* _Task details_
Copy each line of the records that holds the string "Other".

□ □ □ □ □ □ □

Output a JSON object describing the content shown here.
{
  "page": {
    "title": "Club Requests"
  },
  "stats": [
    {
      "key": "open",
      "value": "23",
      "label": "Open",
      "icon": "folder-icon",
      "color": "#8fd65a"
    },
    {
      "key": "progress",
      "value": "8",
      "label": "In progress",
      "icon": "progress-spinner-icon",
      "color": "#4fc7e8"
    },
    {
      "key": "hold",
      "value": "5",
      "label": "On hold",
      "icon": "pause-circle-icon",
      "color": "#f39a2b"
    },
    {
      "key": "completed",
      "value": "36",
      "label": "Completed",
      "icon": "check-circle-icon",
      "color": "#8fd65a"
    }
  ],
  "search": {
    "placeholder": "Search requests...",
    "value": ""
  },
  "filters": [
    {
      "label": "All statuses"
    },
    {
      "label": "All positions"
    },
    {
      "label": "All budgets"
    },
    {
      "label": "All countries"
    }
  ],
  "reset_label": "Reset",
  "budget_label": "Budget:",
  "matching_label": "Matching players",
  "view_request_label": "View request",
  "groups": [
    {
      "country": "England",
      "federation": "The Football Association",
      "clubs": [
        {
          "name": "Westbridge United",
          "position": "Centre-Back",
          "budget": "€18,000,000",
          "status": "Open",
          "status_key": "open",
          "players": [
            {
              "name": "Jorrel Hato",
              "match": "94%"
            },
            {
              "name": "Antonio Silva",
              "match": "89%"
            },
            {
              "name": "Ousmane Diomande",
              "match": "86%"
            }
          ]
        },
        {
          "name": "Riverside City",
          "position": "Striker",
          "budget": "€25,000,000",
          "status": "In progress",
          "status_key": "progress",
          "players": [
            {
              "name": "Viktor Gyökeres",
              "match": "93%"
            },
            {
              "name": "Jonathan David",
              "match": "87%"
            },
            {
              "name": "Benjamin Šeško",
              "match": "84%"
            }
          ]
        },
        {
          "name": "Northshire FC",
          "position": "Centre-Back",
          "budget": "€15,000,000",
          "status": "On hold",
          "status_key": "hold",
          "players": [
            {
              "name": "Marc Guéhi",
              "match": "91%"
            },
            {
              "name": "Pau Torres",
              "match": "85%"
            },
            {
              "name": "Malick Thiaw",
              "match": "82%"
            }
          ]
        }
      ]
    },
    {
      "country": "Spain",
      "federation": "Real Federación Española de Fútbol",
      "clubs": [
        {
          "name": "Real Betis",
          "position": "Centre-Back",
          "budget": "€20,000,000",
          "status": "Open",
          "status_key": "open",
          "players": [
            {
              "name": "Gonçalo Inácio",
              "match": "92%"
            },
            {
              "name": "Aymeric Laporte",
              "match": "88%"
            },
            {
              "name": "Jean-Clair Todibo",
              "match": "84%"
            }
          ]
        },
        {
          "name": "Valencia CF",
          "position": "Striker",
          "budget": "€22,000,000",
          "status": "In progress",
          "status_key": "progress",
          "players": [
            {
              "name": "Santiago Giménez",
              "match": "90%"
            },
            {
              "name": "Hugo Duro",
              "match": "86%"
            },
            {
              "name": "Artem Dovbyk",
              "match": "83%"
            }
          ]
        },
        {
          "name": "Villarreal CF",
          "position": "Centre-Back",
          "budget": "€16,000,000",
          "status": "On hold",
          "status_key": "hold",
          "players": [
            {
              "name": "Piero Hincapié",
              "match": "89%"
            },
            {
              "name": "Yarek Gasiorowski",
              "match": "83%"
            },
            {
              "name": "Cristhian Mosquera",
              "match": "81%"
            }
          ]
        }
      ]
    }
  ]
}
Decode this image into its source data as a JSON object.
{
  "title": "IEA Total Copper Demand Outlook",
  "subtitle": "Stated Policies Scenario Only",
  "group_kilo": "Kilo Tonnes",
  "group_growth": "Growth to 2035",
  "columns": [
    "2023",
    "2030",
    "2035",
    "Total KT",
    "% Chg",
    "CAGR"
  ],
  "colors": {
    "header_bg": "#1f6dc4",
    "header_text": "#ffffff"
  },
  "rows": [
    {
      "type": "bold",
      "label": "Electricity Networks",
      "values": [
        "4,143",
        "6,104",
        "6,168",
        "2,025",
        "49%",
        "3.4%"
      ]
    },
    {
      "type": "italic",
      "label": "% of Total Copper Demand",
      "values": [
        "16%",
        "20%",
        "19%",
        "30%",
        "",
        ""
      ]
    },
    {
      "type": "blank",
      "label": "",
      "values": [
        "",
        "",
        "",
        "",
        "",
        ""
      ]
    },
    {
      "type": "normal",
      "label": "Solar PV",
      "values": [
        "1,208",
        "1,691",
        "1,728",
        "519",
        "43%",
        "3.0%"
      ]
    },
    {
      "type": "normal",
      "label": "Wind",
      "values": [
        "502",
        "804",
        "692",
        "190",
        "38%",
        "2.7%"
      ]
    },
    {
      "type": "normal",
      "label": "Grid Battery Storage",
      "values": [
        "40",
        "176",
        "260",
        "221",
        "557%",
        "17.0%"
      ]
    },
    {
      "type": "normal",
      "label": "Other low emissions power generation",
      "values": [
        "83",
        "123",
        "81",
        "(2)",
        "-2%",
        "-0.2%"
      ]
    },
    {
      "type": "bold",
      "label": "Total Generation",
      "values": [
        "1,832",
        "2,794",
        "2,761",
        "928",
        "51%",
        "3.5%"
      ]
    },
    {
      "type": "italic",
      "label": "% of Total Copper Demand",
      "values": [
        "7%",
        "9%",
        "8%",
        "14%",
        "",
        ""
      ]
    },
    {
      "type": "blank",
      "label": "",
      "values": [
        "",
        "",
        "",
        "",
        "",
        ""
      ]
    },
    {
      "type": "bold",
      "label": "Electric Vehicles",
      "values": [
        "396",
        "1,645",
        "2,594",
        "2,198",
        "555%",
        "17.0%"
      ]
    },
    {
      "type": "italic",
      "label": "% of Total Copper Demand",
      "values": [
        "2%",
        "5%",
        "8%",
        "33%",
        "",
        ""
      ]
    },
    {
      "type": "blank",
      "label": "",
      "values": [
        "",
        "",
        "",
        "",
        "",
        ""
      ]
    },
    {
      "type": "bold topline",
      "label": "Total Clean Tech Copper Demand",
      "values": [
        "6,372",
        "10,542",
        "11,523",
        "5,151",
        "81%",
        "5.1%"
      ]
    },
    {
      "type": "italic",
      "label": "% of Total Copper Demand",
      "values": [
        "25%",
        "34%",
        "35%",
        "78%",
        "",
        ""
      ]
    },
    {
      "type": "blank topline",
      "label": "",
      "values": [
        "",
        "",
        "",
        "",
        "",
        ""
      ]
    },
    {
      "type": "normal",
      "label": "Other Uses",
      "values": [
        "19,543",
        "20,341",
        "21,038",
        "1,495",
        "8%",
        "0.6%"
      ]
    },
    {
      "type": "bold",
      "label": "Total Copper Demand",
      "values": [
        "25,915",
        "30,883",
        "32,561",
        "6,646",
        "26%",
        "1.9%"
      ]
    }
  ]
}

□ □ □ □ □ □ □

* _Solution_
      "label": "Other low emissions power generation",
      "label": "Other Uses",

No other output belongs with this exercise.